Start
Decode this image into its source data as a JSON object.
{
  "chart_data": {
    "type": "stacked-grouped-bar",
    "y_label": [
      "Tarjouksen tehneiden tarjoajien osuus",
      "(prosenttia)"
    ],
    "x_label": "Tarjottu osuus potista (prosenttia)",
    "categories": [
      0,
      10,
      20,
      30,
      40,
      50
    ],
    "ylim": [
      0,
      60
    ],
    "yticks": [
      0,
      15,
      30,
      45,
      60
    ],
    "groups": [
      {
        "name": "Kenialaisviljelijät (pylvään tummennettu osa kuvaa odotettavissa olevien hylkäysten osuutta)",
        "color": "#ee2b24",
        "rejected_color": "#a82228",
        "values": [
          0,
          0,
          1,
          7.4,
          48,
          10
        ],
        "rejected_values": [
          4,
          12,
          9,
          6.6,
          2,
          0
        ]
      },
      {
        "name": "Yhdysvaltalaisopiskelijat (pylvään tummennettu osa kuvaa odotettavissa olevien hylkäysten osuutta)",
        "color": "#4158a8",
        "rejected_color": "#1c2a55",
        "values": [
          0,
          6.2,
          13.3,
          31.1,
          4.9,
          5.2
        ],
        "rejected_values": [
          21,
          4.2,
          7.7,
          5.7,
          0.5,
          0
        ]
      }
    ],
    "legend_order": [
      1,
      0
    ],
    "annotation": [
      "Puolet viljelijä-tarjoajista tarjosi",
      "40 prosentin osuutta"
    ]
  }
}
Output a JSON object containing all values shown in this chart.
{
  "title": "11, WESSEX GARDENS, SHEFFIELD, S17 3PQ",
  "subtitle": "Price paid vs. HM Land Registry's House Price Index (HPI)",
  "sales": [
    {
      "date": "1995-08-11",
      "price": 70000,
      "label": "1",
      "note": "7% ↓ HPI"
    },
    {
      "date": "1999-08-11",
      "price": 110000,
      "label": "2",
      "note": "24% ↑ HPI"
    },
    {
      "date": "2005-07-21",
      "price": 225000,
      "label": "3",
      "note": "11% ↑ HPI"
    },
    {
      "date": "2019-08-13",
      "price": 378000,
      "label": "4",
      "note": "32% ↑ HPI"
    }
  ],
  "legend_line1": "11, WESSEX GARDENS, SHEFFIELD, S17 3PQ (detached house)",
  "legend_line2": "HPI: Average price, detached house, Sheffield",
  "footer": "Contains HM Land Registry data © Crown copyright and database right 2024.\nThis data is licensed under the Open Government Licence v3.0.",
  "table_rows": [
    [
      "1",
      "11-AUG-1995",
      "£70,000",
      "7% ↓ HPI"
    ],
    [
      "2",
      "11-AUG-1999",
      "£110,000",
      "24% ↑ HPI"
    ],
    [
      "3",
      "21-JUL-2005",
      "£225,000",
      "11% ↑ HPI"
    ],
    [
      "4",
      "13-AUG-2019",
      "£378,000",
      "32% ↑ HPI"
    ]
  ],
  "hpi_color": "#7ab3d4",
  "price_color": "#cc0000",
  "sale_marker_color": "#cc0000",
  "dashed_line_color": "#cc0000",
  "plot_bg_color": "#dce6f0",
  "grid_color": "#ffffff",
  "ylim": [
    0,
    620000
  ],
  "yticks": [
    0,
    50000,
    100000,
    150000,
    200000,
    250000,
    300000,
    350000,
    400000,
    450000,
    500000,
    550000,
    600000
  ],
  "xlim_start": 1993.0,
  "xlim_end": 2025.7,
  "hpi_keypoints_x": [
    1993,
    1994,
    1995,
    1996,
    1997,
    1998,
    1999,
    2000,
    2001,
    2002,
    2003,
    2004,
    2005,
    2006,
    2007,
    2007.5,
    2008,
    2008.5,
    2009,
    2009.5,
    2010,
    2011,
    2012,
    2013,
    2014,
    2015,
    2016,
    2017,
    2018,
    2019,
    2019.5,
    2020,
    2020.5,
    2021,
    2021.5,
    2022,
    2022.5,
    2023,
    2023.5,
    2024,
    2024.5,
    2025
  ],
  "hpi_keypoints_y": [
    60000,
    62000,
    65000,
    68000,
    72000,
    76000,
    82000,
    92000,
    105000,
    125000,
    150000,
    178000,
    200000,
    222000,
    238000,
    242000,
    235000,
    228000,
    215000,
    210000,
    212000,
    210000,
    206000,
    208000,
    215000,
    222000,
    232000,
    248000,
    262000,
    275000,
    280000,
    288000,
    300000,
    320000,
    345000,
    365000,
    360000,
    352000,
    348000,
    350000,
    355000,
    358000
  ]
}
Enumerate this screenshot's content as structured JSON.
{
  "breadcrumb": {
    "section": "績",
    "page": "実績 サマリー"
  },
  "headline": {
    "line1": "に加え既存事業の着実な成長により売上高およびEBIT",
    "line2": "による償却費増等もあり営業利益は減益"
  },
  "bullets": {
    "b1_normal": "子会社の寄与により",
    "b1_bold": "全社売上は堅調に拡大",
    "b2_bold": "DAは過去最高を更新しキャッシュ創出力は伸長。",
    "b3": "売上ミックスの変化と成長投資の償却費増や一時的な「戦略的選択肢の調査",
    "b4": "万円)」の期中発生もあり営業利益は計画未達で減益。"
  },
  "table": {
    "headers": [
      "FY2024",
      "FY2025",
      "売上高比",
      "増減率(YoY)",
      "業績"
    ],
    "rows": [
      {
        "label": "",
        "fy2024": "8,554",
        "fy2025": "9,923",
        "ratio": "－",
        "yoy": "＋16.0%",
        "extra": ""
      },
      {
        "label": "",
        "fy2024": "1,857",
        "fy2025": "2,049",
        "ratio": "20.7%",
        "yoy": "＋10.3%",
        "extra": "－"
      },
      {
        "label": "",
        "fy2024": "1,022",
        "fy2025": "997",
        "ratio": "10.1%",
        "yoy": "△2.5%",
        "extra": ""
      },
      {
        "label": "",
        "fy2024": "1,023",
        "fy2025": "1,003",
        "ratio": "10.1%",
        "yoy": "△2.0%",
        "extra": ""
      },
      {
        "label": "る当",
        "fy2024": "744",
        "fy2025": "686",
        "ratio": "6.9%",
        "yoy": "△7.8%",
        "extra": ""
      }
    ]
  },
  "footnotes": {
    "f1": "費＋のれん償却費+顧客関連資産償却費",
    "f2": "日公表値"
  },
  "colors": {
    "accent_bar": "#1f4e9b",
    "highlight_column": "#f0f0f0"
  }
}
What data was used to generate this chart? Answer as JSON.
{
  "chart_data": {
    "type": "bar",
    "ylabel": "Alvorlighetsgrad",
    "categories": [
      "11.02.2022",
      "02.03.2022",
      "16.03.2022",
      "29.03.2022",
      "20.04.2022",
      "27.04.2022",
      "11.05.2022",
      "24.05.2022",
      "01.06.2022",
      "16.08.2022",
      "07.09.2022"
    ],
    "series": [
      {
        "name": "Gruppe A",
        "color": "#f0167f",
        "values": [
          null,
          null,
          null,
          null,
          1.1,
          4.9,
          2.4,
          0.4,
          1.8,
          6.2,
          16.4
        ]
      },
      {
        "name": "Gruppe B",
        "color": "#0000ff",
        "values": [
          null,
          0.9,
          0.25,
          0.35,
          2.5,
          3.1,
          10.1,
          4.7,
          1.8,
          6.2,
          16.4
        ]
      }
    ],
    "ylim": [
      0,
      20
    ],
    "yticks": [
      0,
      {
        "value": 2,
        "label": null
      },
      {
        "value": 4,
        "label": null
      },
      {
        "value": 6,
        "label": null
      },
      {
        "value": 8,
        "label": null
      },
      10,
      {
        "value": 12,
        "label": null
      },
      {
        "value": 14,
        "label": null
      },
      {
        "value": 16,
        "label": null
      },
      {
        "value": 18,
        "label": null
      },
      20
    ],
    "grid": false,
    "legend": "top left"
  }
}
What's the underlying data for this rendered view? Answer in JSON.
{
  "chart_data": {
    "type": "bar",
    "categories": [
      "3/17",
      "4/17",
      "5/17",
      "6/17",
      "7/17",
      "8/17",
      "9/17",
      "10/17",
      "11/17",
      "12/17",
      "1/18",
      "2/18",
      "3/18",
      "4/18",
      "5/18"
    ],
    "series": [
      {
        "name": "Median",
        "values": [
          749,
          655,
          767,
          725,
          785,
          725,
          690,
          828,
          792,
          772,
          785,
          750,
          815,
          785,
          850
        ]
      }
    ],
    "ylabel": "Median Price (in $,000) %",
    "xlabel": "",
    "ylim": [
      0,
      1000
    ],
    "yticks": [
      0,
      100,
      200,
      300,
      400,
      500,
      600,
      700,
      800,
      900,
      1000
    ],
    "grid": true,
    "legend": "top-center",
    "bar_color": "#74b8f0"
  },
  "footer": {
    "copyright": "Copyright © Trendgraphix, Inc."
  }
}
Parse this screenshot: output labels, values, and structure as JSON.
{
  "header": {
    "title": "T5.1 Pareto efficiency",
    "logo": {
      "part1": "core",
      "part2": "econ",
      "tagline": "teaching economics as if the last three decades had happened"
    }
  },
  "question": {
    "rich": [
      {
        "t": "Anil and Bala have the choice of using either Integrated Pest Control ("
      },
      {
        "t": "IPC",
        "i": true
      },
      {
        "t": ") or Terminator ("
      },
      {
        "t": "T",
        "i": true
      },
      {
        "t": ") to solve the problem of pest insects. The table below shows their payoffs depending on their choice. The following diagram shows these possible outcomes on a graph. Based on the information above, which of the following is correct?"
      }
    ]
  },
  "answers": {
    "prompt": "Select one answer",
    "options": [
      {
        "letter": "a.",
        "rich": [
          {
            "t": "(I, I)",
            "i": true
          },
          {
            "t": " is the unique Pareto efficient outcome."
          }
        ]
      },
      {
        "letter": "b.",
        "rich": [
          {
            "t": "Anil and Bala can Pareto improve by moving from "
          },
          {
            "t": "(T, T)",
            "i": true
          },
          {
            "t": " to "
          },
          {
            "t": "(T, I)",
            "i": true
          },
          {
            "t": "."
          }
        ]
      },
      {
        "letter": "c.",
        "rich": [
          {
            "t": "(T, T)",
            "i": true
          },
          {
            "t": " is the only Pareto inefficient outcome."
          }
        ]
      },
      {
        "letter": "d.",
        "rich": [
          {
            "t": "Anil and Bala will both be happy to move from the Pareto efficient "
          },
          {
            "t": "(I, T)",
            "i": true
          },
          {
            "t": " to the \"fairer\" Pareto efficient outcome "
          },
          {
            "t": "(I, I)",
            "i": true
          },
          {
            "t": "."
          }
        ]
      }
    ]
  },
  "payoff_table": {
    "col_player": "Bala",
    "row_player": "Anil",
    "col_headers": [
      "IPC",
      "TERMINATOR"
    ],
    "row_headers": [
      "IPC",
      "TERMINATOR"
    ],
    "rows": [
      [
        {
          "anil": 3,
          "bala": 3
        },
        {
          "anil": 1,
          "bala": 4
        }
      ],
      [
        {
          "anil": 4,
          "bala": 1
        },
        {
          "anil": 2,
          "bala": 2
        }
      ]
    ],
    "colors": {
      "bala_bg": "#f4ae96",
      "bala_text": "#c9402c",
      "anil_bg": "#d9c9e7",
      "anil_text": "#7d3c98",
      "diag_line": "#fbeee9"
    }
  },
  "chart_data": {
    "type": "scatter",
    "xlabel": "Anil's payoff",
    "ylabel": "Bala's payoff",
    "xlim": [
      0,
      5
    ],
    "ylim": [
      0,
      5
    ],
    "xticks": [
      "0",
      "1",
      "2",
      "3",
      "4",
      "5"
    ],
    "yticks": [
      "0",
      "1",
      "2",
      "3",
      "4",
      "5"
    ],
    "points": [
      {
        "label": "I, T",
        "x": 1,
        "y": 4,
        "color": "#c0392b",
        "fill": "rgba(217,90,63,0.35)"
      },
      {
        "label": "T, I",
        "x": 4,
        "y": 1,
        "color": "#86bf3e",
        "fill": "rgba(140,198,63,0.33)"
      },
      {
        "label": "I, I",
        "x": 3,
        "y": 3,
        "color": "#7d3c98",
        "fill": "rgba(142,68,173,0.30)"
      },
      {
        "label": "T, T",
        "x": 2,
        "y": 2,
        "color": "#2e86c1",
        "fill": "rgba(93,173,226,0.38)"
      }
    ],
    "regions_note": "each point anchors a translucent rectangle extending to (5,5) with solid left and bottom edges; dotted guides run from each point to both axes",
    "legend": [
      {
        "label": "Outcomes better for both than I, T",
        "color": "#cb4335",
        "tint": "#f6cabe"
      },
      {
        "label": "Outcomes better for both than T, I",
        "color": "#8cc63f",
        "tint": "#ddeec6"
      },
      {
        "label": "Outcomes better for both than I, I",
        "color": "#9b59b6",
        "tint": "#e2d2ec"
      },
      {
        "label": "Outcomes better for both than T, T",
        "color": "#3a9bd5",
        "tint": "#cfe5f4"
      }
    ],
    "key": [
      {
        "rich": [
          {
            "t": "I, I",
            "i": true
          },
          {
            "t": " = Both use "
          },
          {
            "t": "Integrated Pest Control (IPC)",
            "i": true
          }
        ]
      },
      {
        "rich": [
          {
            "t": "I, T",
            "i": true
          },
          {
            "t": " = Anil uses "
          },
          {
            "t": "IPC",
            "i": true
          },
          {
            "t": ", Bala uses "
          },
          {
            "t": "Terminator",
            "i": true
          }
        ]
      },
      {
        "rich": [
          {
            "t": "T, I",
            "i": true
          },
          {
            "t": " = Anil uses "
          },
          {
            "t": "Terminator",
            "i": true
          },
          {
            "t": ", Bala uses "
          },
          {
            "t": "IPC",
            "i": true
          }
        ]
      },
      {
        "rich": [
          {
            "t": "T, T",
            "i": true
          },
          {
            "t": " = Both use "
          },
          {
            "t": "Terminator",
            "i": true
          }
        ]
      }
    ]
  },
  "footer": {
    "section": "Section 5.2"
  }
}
End
**Given request:** Above are the records. Identify each line that contains the word "Integrated".

**Result:**
        "t": "Anil and Bala have the choice of using either Integrated Pest Control ("
            "t": "Integrated Pest Control (IPC)",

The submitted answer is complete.